Records supplied>

┄┄┄┄┄┄┄┄┄┄┄┄┄┄┄┄┄┄┄┄

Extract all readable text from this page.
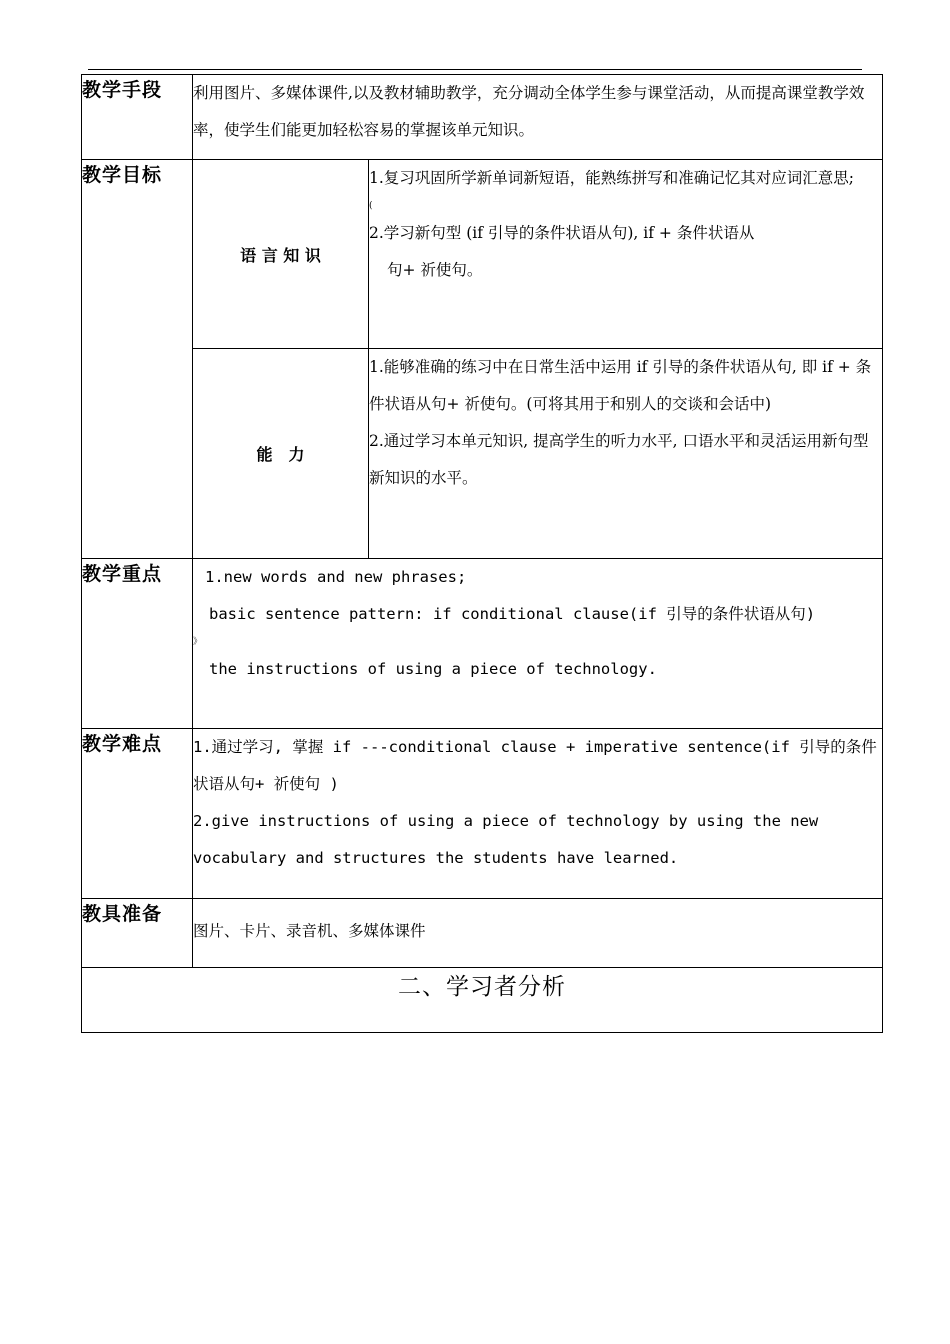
教学手段	利用图片、多媒体课件,以及教材辅助教学，充分调动全体学生参与课堂活动，从而提高课堂教学效率，使学生们能更加轻松容易的掌握该单元知识。	
教学目标	语 言 知 识	1.复习巩固所学新单词新短语，能熟练拼写和准确记忆其对应词汇意思;
(
2.学习新句型 (if 引导的条件状语从句), if + 条件状语从
句+ 祈使句。

	能　力	1.能够准确的练习中在日常生活中运用 if 引导的条件状语从句, 即 if + 条件状语从句+ 祈使句。(可将其用于和别人的交谈和会话中)
2.通过学习本单元知识, 提高学生的听力水平, 口语水平和灵活运用新句型新知识的水平。

教学重点	1.new words and new phrases;
basic sentence pattern: if conditional clause(if 引导的条件状语从句)
》
the instructions of using a piece of technology.	

教学难点	1.通过学习, 掌握 if ---conditional clause + imperative sentence(if 引导的条件状语从句+ 祈使句 )
2.give instructions of using a piece of technology by using the new vocabulary and structures the students have learned.	

教具准备	图片、卡片、录音机、多媒体课件	
二、学习者分析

┄┄┄┄┄┄┄┄┄┄┄┄┄┄┄┄┄┄┄┄

What to work on> Output every entry verbatim. Pictures do not belong in the copy.

Answer for the task>
Extract all readable text from this page.
教学手段	利用图片、多媒体课件,以及教材辅助教学，充分调动全体学生参与课堂活动，从而提高课堂教学效率，使学生们能更加轻松容易的掌握该单元知识。	
教学目标	语 言 知 识	1.复习巩固所学新单词新短语，能熟练拼写和准确记忆其对应词汇意思;
(
2.学习新句型 (if 引导的条件状语从句), if + 条件状语从
句+ 祈使句。

	能　力	1.能够准确的练习中在日常生活中运用 if 引导的条件状语从句, 即 if + 条件状语从句+ 祈使句。(可将其用于和别人的交谈和会话中)
2.通过学习本单元知识, 提高学生的听力水平, 口语水平和灵活运用新句型新知识的水平。

教学重点	1.new words and new phrases;
basic sentence pattern: if conditional clause(if 引导的条件状语从句)
》
the instructions of using a piece of technology.	

教学难点	1.通过学习, 掌握 if ---conditional clause + imperative sentence(if 引导的条件状语从句+ 祈使句 )
2.give instructions of using a piece of technology by using the new vocabulary and structures the students have learned.	

教具准备	图片、卡片、录音机、多媒体课件	
二、学习者分析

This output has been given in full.